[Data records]

+===+

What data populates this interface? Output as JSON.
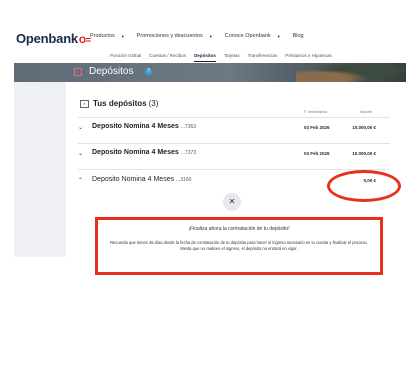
{
  "header": {
    "logo": "Openbank",
    "logo_symbol": "O=",
    "nav": [
      {
        "label": "Productos",
        "has_menu": true
      },
      {
        "label": "Promociones y descuentos",
        "has_menu": true
      },
      {
        "label": "Conoce Openbank",
        "has_menu": true
      },
      {
        "label": "Blog",
        "has_menu": false
      }
    ]
  },
  "subnav": {
    "tabs": [
      {
        "label": "Posición Global",
        "active": false
      },
      {
        "label": "Cuentas / Recibos",
        "active": false
      },
      {
        "label": "Depósitos",
        "active": true
      },
      {
        "label": "Tarjetas",
        "active": false
      },
      {
        "label": "Transferencias",
        "active": false
      },
      {
        "label": "Préstamos e Hipotecas",
        "active": false
      }
    ]
  },
  "hero": {
    "title": "Depósitos",
    "info_icon": "?"
  },
  "deposits": {
    "heading": "Tus depósitos",
    "count": "(3)",
    "col_date": "F. Vencimiento",
    "col_amount": "Importe",
    "rows": [
      {
        "name": "Deposito Nomina 4 Meses",
        "account": "...7363",
        "date": "03 Feb 2026",
        "amount": "10.000,00 €",
        "expanded": false
      },
      {
        "name": "Deposito Nomina 4 Meses",
        "account": "...7373",
        "date": "03 Feb 2026",
        "amount": "10.000,00 €",
        "expanded": false
      },
      {
        "name": "Deposito Nomina 4 Meses",
        "account": "...3160",
        "date": "",
        "amount": "0,00 €",
        "expanded": true
      }
    ]
  },
  "alert": {
    "title": "¡Finaliza ahora la contratación de tu depósito!",
    "text": "Recuerda que tienes 45 días desde la fecha de contratación de tu depósito para hacer el ingreso necesario en tu cuenta y finalizar el proceso. Mesta que no realices el ingreso, el depósito no entrará en vigor."
  },
  "colors": {
    "brand": "#ec0000",
    "annotation": "#e8301c",
    "navy": "#1b2a4a"
  }
}
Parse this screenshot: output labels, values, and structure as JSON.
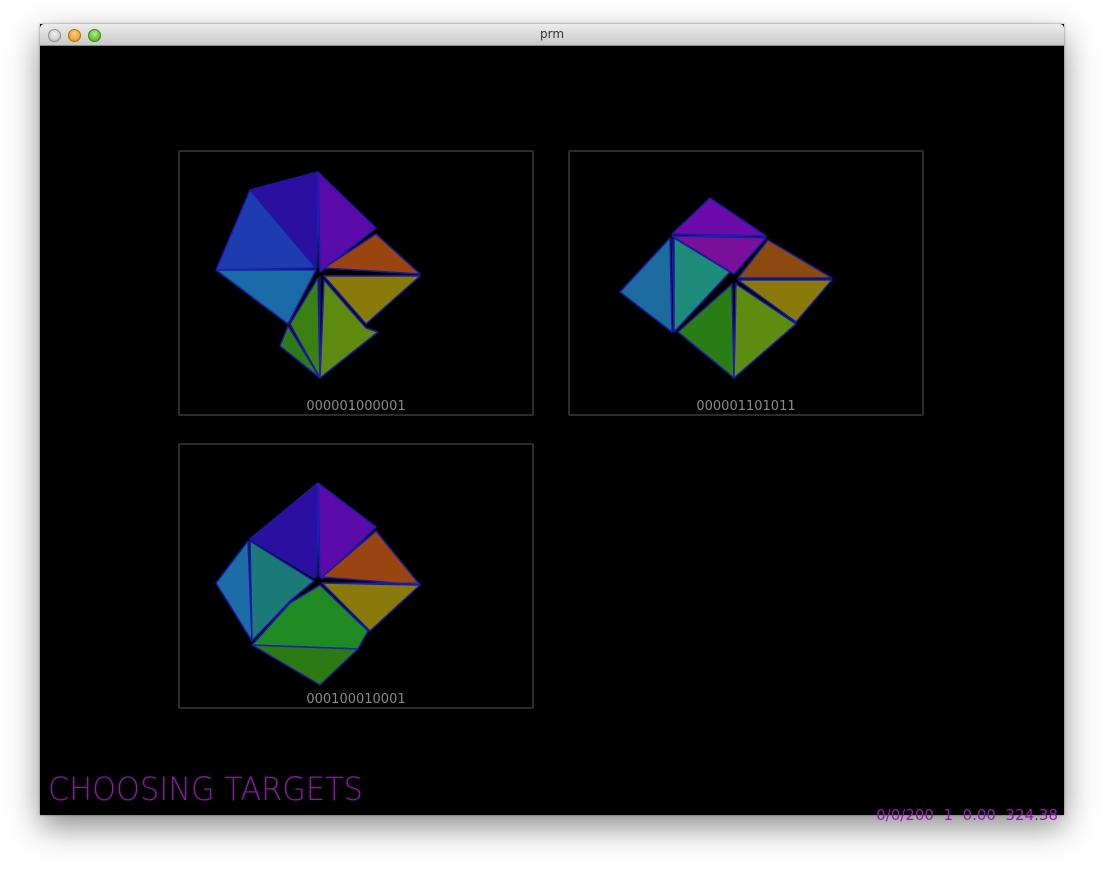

+===+

Task instructions:
Transcribe all of the entries word for word, but skip any pictures they contain.

Exercise output:
What data populates this interface? Output as JSON.
{
  "header": {
    "logo": "Openbank",
    "logo_symbol": "O=",
    "nav": [
      {
        "label": "Productos",
        "has_menu": true
      },
      {
        "label": "Promociones y descuentos",
        "has_menu": true
      },
      {
        "label": "Conoce Openbank",
        "has_menu": true
      },
      {
        "label": "Blog",
        "has_menu": false
      }
    ]
  },
  "subnav": {
    "tabs": [
      {
        "label": "Posición Global",
        "active": false
      },
      {
        "label": "Cuentas / Recibos",
        "active": false
      },
      {
        "label": "Depósitos",
        "active": true
      },
      {
        "label": "Tarjetas",
        "active": false
      },
      {
        "label": "Transferencias",
        "active": false
      },
      {
        "label": "Préstamos e Hipotecas",
        "active": false
      }
    ]
  },
  "hero": {
    "title": "Depósitos",
    "info_icon": "?"
  },
  "deposits": {
    "heading": "Tus depósitos",
    "count": "(3)",
    "col_date": "F. Vencimiento",
    "col_amount": "Importe",
    "rows": [
      {
        "name": "Deposito Nomina 4 Meses",
        "account": "...7363",
        "date": "03 Feb 2026",
        "amount": "10.000,00 €",
        "expanded": false
      },
      {
        "name": "Deposito Nomina 4 Meses",
        "account": "...7373",
        "date": "03 Feb 2026",
        "amount": "10.000,00 €",
        "expanded": false
      },
      {
        "name": "Deposito Nomina 4 Meses",
        "account": "...3160",
        "date": "",
        "amount": "0,00 €",
        "expanded": true
      }
    ]
  },
  "alert": {
    "title": "¡Finaliza ahora la contratación de tu depósito!",
    "text": "Recuerda que tienes 45 días desde la fecha de contratación de tu depósito para hacer el ingreso necesario en tu cuenta y finalizar el proceso. Mesta que no realices el ingreso, el depósito no entrará en vigor."
  },
  "colors": {
    "brand": "#ec0000",
    "annotation": "#e8301c",
    "navy": "#1b2a4a"
  }
}
Parse this screenshot: output labels, values, and structure as JSON.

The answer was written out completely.